#### Exercise prompt:
Look through the data and write out every line with the word "near" in it.
__________
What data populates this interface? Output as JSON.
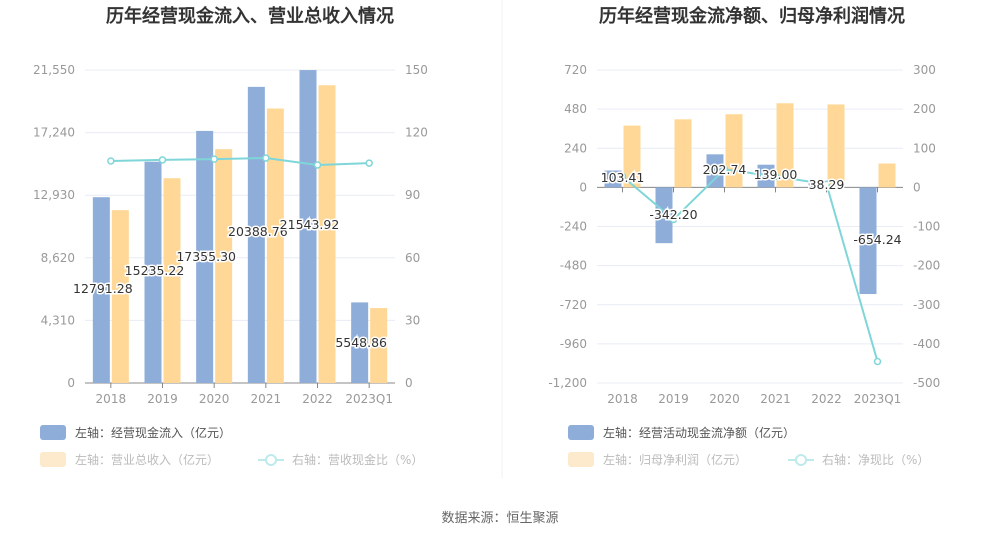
{
  "colors": {
    "bar1": "#8eadd9",
    "bar2": "#ffd898",
    "line": "#7fd6d8",
    "grid": "#e8ecf5",
    "legend_faded_fill": "#fde9cb"
  },
  "source": "数据来源：恒生聚源",
  "chart_data": [
    {
      "type": "bar+line",
      "title": "历年经营现金流入、营业总收入情况",
      "categories": [
        "2018",
        "2019",
        "2020",
        "2021",
        "2022",
        "2023Q1"
      ],
      "left_axis": {
        "ticks": [
          "0",
          "4,310",
          "8,620",
          "12,930",
          "17,240",
          "21,550"
        ],
        "ylim": [
          0,
          21550
        ]
      },
      "right_axis": {
        "ticks": [
          "0",
          "30",
          "60",
          "90",
          "120",
          "150"
        ],
        "ylim": [
          0,
          150
        ]
      },
      "series": [
        {
          "name": "左轴：经营现金流入（亿元）",
          "type": "bar",
          "axis": "left",
          "values": [
            12791.28,
            15235.22,
            17355.3,
            20388.76,
            21543.92,
            5548.86
          ],
          "labels": [
            "12791.28",
            "15235.22",
            "17355.30",
            "20388.76",
            "21543.92",
            "5548.86"
          ]
        },
        {
          "name": "左轴：营业总收入（亿元）",
          "type": "bar",
          "axis": "left",
          "values": [
            11900,
            14100,
            16100,
            18900,
            20500,
            5160
          ]
        },
        {
          "name": "右轴：营收现金比（%）",
          "type": "line",
          "axis": "right",
          "values": [
            106.4,
            106.9,
            107.3,
            107.8,
            104.5,
            105.4
          ]
        }
      ]
    },
    {
      "type": "bar+line",
      "title": "历年经营现金流净额、归母净利润情况",
      "categories": [
        "2018",
        "2019",
        "2020",
        "2021",
        "2022",
        "2023Q1"
      ],
      "left_axis": {
        "ticks": [
          "-1,200",
          "-960",
          "-720",
          "-480",
          "-240",
          "0",
          "240",
          "480",
          "720"
        ],
        "ylim": [
          -1200,
          720
        ]
      },
      "right_axis": {
        "ticks": [
          "-500",
          "-400",
          "-300",
          "-200",
          "-100",
          "0",
          "100",
          "200",
          "300"
        ],
        "ylim": [
          -500,
          300
        ]
      },
      "series": [
        {
          "name": "左轴：经营活动现金流净额（亿元）",
          "type": "bar",
          "axis": "left",
          "values": [
            103.41,
            -342.2,
            202.74,
            139.0,
            38.29,
            -654.24
          ],
          "labels": [
            "103.41",
            "-342.20",
            "202.74",
            "139.00",
            "38.29",
            "-654.24"
          ]
        },
        {
          "name": "左轴：归母净利润（亿元）",
          "type": "bar",
          "axis": "right",
          "values": [
            158,
            174,
            187,
            215,
            212,
            61
          ]
        },
        {
          "name": "右轴：净现比（%）",
          "type": "line",
          "axis": "right",
          "values": [
            28,
            -82,
            46,
            28,
            8,
            -445
          ]
        }
      ]
    }
  ]
}
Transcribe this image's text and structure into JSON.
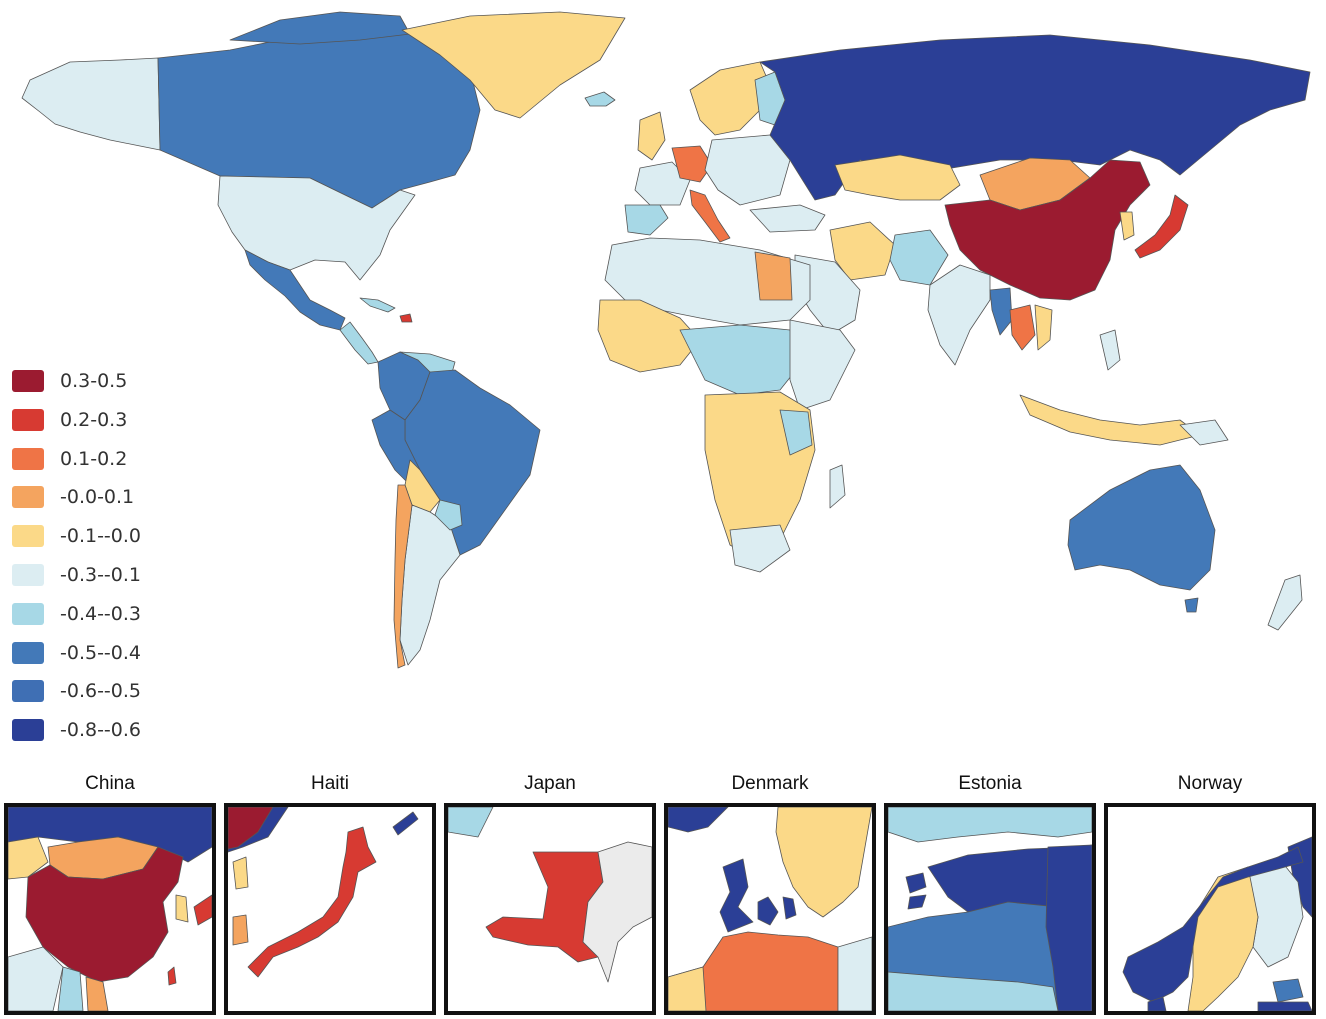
{
  "colors": {
    "c1": "#9b1b30",
    "c2": "#d73a32",
    "c3": "#ef7446",
    "c4": "#f4a45f",
    "c5": "#fbd988",
    "c6": "#dcedf2",
    "c7": "#a7d8e6",
    "c8": "#4379b8",
    "c9": "#3f6fb4",
    "c10": "#2b3f96",
    "nodata": "#ebebeb"
  },
  "legend": [
    {
      "label": "0.3-0.5",
      "color": "#9b1b30"
    },
    {
      "label": "0.2-0.3",
      "color": "#d73a32"
    },
    {
      "label": "0.1-0.2",
      "color": "#ef7446"
    },
    {
      "label": "-0.0-0.1",
      "color": "#f4a45f"
    },
    {
      "label": "-0.1--0.0",
      "color": "#fbd988"
    },
    {
      "label": "-0.3--0.1",
      "color": "#dcedf2"
    },
    {
      "label": "-0.4--0.3",
      "color": "#a7d8e6"
    },
    {
      "label": "-0.5--0.4",
      "color": "#4379b8"
    },
    {
      "label": "-0.6--0.5",
      "color": "#3f6fb4"
    },
    {
      "label": "-0.8--0.6",
      "color": "#2b3f96"
    }
  ],
  "insets": [
    {
      "title": "China"
    },
    {
      "title": "Haiti"
    },
    {
      "title": "Japan"
    },
    {
      "title": "Denmark"
    },
    {
      "title": "Estonia"
    },
    {
      "title": "Norway"
    }
  ]
}
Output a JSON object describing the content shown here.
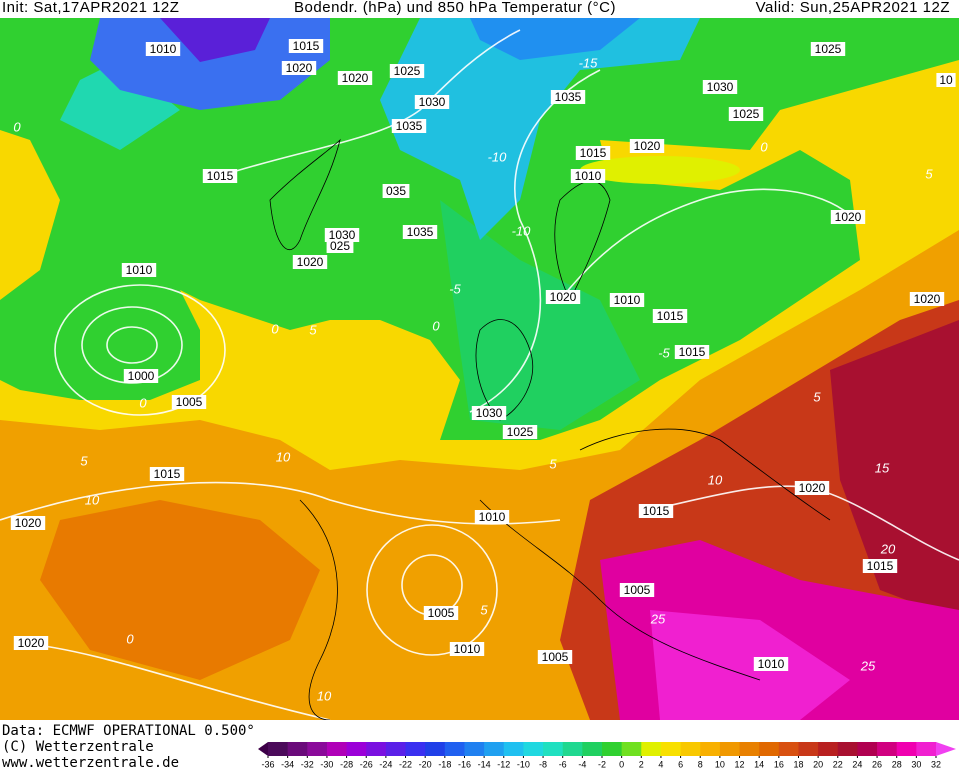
{
  "header": {
    "init": "Init: Sat,17APR2021 12Z",
    "title": "Bodendr. (hPa) und 850 hPa Temperatur (°C)",
    "valid": "Valid: Sun,25APR2021 12Z"
  },
  "map": {
    "isobar_labels": [
      "1010",
      "1015",
      "1020",
      "1020",
      "1025",
      "1025",
      "1030",
      "1035",
      "1035",
      "1030",
      "1025",
      "1015",
      "1020",
      "1010",
      "1015",
      "035",
      "1030",
      "025",
      "1020",
      "1035",
      "1020",
      "1010",
      "1020",
      "1010",
      "1015",
      "1020",
      "1015",
      "1000",
      "1005",
      "1030",
      "1025",
      "1015",
      "1020",
      "1015",
      "1010",
      "1020",
      "1015",
      "1005",
      "1005",
      "1020",
      "1010",
      "1005",
      "1010",
      "10"
    ],
    "temperature_labels": [
      "-15",
      "-10",
      "-10",
      "-5",
      "0",
      "5",
      "0",
      "5",
      "10",
      "10",
      "5",
      "10",
      "15",
      "20",
      "25",
      "25",
      "10",
      "0",
      "5",
      "0",
      "-5",
      "5",
      "0",
      "5",
      "0"
    ]
  },
  "colorbar": {
    "ticks": [
      -36,
      -34,
      -32,
      -30,
      -28,
      -26,
      -24,
      -22,
      -20,
      -18,
      -16,
      -14,
      -12,
      -10,
      -8,
      -6,
      -4,
      -2,
      0,
      2,
      4,
      6,
      8,
      10,
      12,
      14,
      16,
      18,
      20,
      22,
      24,
      26,
      28,
      30,
      32
    ],
    "colors": [
      "#3d0048",
      "#4b0a5a",
      "#6a0a7a",
      "#8a0a9a",
      "#b000b8",
      "#9b00d8",
      "#7a10e0",
      "#5a20e8",
      "#3a30f0",
      "#2040e8",
      "#2060f0",
      "#2080f0",
      "#20a0f0",
      "#20c0f0",
      "#20d8e0",
      "#20e0c0",
      "#20d890",
      "#20d060",
      "#30d030",
      "#70e020",
      "#e0f000",
      "#f8e000",
      "#f8c800",
      "#f8b000",
      "#f09800",
      "#e88000",
      "#e06800",
      "#d85010",
      "#c83818",
      "#b82020",
      "#a81030",
      "#b00050",
      "#d00080",
      "#f000b0",
      "#f020d0",
      "#f040f0"
    ]
  },
  "footer": {
    "lines": [
      "Data: ECMWF OPERATIONAL 0.500°",
      "(C) Wetterzentrale",
      "www.wetterzentrale.de"
    ]
  }
}
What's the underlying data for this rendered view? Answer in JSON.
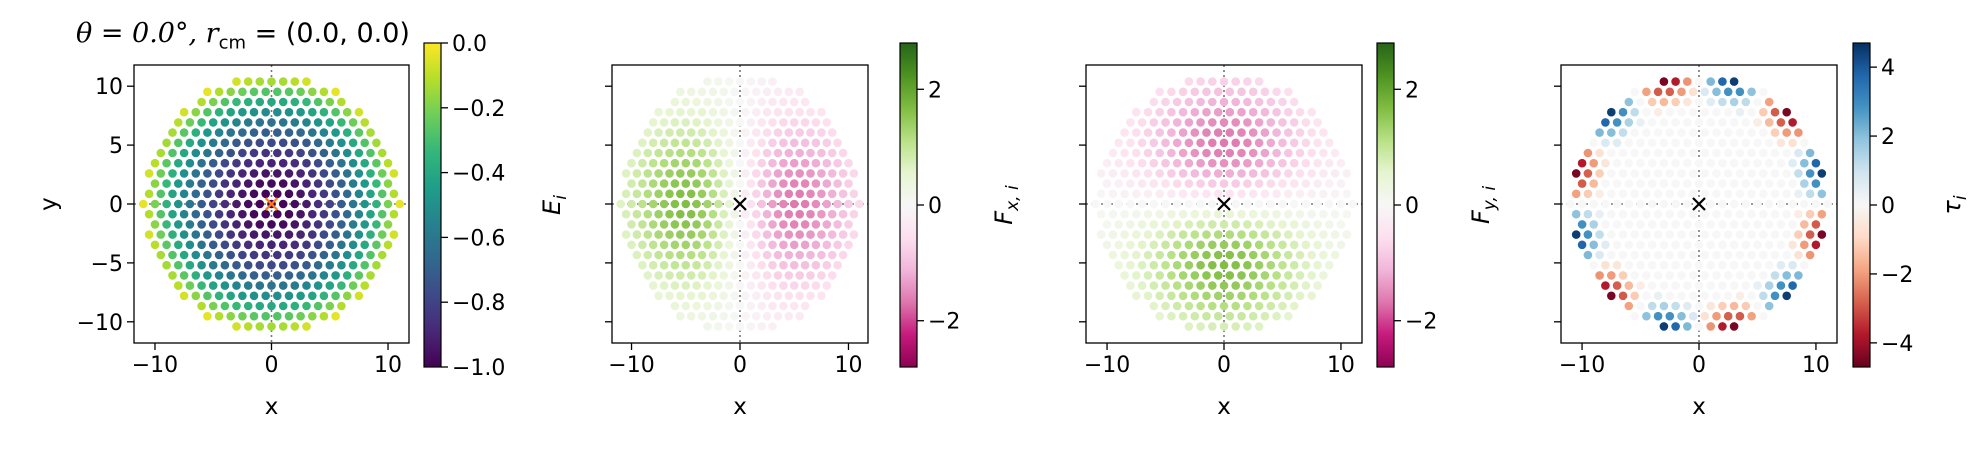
{
  "figure": {
    "title_theta": "θ = 0.0°, ",
    "title_r": "r",
    "title_sub": "cm",
    "title_value": " = (0.0, 0.0)"
  },
  "chart_data": [
    {
      "type": "scatter",
      "quantity": "E_i",
      "xlabel": "x",
      "ylabel": "y",
      "xlim": [
        -11.8,
        11.8
      ],
      "ylim": [
        -11.8,
        11.8
      ],
      "xticks": [
        -10,
        0,
        10
      ],
      "yticks": [
        -10,
        -5,
        0,
        5,
        10
      ],
      "colorbar": {
        "label": "E",
        "label_sub": "i",
        "cmap": "viridis",
        "vmin": -1.0,
        "vmax": 0.0,
        "ticks": [
          0.0,
          -0.2,
          -0.4,
          -0.6,
          -0.8,
          -1.0
        ],
        "tick_labels": [
          "0.0",
          "−0.2",
          "−0.4",
          "−0.6",
          "−0.8",
          "−1.0"
        ]
      },
      "center_marker": {
        "symbol": "x",
        "color": "#ff7f0e",
        "x": 0,
        "y": 0
      },
      "lattice": {
        "shape": "hexagonal disk",
        "spacing": 1.0,
        "radius": 11.0
      },
      "profile": "E = -1 at center rising to about 0 at the edge"
    },
    {
      "type": "scatter",
      "quantity": "F_x,i",
      "xlabel": "x",
      "ylabel": "",
      "xlim": [
        -11.8,
        11.8
      ],
      "ylim": [
        -11.8,
        11.8
      ],
      "xticks": [
        -10,
        0,
        10
      ],
      "yticks": [
        -10,
        -5,
        0,
        5,
        10
      ],
      "colorbar": {
        "label": "F",
        "label_sub": "x, i",
        "cmap": "PiYG",
        "vmin": -2.8,
        "vmax": 2.8,
        "ticks": [
          2,
          0,
          -2
        ],
        "tick_labels": [
          "2",
          "0",
          "−2"
        ]
      },
      "center_marker": {
        "symbol": "x",
        "color": "#000000",
        "x": 0,
        "y": 0
      },
      "profile": "positive (green) for x < 0, negative (pink) for x > 0, peak near |x| = 5"
    },
    {
      "type": "scatter",
      "quantity": "F_y,i",
      "xlabel": "x",
      "ylabel": "",
      "xlim": [
        -11.8,
        11.8
      ],
      "ylim": [
        -11.8,
        11.8
      ],
      "xticks": [
        -10,
        0,
        10
      ],
      "yticks": [
        -10,
        -5,
        0,
        5,
        10
      ],
      "colorbar": {
        "label": "F",
        "label_sub": "y, i",
        "cmap": "PiYG",
        "vmin": -2.8,
        "vmax": 2.8,
        "ticks": [
          2,
          0,
          -2
        ],
        "tick_labels": [
          "2",
          "0",
          "−2"
        ]
      },
      "center_marker": {
        "symbol": "x",
        "color": "#000000",
        "x": 0,
        "y": 0
      },
      "profile": "positive (green) for y < 0, negative (pink) for y > 0, peak near |y| = 5"
    },
    {
      "type": "scatter",
      "quantity": "τ_i",
      "xlabel": "x",
      "ylabel": "",
      "xlim": [
        -11.8,
        11.8
      ],
      "ylim": [
        -11.8,
        11.8
      ],
      "xticks": [
        -10,
        0,
        10
      ],
      "yticks": [
        -10,
        -5,
        0,
        5,
        10
      ],
      "colorbar": {
        "label": "τ",
        "label_sub": "i",
        "cmap": "RdBu",
        "vmin": -4.7,
        "vmax": 4.7,
        "ticks": [
          4,
          2,
          0,
          -2,
          -4
        ],
        "tick_labels": [
          "4",
          "2",
          "0",
          "−2",
          "−4"
        ]
      },
      "center_marker": {
        "symbol": "x",
        "color": "#000000",
        "x": 0,
        "y": 0
      },
      "profile": "near zero in the interior; alternating ± values at the disk rim"
    }
  ],
  "tick_labels": {
    "x": [
      "−10",
      "0",
      "10"
    ],
    "y": [
      "−10",
      "−5",
      "0",
      "5",
      "10"
    ]
  }
}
__________
#### Result of this task:
      "profile": "positive (green) for x < 0, negative (pink) for x > 0, peak near |x| = 5"
      "profile": "positive (green) for y < 0, negative (pink) for y > 0, peak near |y| = 5"
      "profile": "near zero in the interior; alternating ± values at the disk rim"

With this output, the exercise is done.